TASK TO COMPLETE ->
Pictures in the data below are not part of the copy; transcribe everything else exactly.

LISTING ->
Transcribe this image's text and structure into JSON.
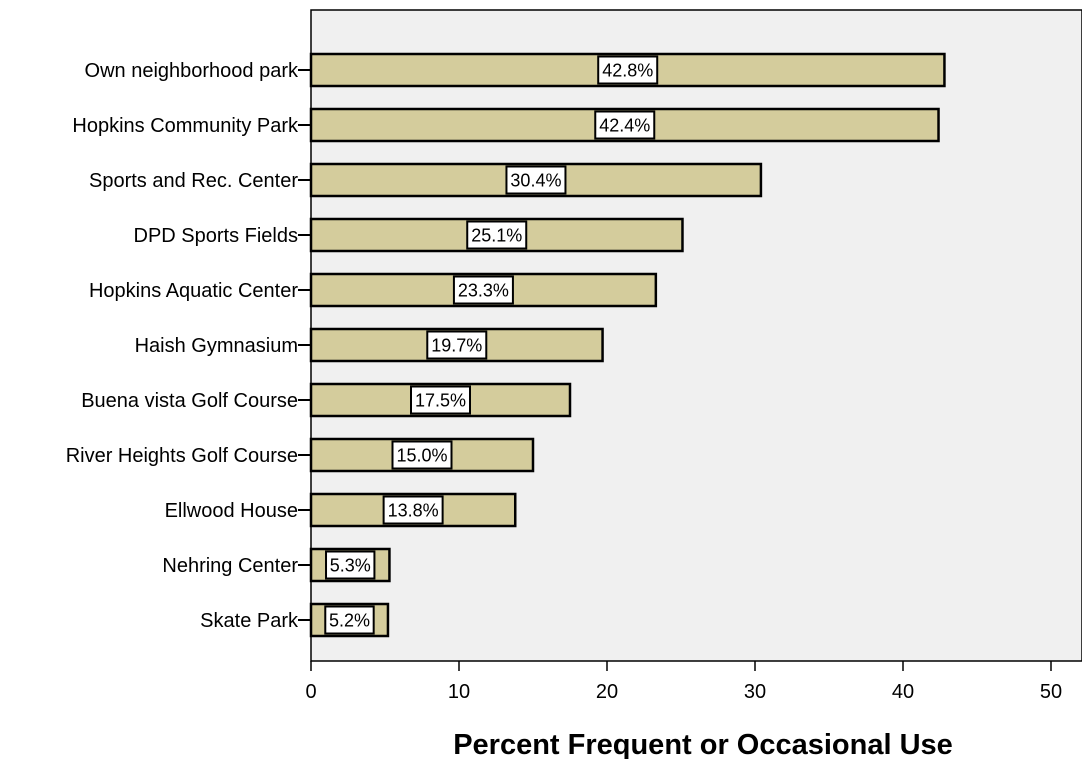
{
  "chart_data": {
    "type": "bar",
    "orientation": "horizontal",
    "categories": [
      "Own neighborhood park",
      "Hopkins Community Park",
      "Sports and Rec. Center",
      "DPD Sports Fields",
      "Hopkins Aquatic Center",
      "Haish Gymnasium",
      "Buena vista Golf Course",
      "River Heights Golf Course",
      "Ellwood House",
      "Nehring Center",
      "Skate Park"
    ],
    "values": [
      42.8,
      42.4,
      30.4,
      25.1,
      23.3,
      19.7,
      17.5,
      15.0,
      13.8,
      5.3,
      5.2
    ],
    "data_labels": [
      "42.8%",
      "42.4%",
      "30.4%",
      "25.1%",
      "23.3%",
      "19.7%",
      "17.5%",
      "15.0%",
      "13.8%",
      "5.3%",
      "5.2%"
    ],
    "xlabel": "Percent Frequent or Occasional Use",
    "ylabel": "",
    "title": "",
    "xlim": [
      0,
      52
    ],
    "xticks": [
      0,
      10,
      20,
      30,
      40,
      50
    ],
    "xtick_labels": [
      "0",
      "10",
      "20",
      "30",
      "40",
      "50"
    ],
    "grid": false,
    "legend": "none",
    "colors": {
      "bar_fill": "#d4cc9c",
      "bar_stroke": "#000000",
      "plot_background": "#f0f0f0",
      "label_box": "#ffffff"
    }
  }
}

FINISHED TASK ->
Transcribe this image's text and structure into JSON.
{
  "chart_data": {
    "type": "bar",
    "orientation": "horizontal",
    "categories": [
      "Own neighborhood park",
      "Hopkins Community Park",
      "Sports and Rec. Center",
      "DPD Sports Fields",
      "Hopkins Aquatic Center",
      "Haish Gymnasium",
      "Buena vista Golf Course",
      "River Heights Golf Course",
      "Ellwood House",
      "Nehring Center",
      "Skate Park"
    ],
    "values": [
      42.8,
      42.4,
      30.4,
      25.1,
      23.3,
      19.7,
      17.5,
      15.0,
      13.8,
      5.3,
      5.2
    ],
    "data_labels": [
      "42.8%",
      "42.4%",
      "30.4%",
      "25.1%",
      "23.3%",
      "19.7%",
      "17.5%",
      "15.0%",
      "13.8%",
      "5.3%",
      "5.2%"
    ],
    "xlabel": "Percent Frequent or Occasional Use",
    "ylabel": "",
    "title": "",
    "xlim": [
      0,
      52
    ],
    "xticks": [
      0,
      10,
      20,
      30,
      40,
      50
    ],
    "xtick_labels": [
      "0",
      "10",
      "20",
      "30",
      "40",
      "50"
    ],
    "grid": false,
    "legend": "none",
    "colors": {
      "bar_fill": "#d4cc9c",
      "bar_stroke": "#000000",
      "plot_background": "#f0f0f0",
      "label_box": "#ffffff"
    }
  }
}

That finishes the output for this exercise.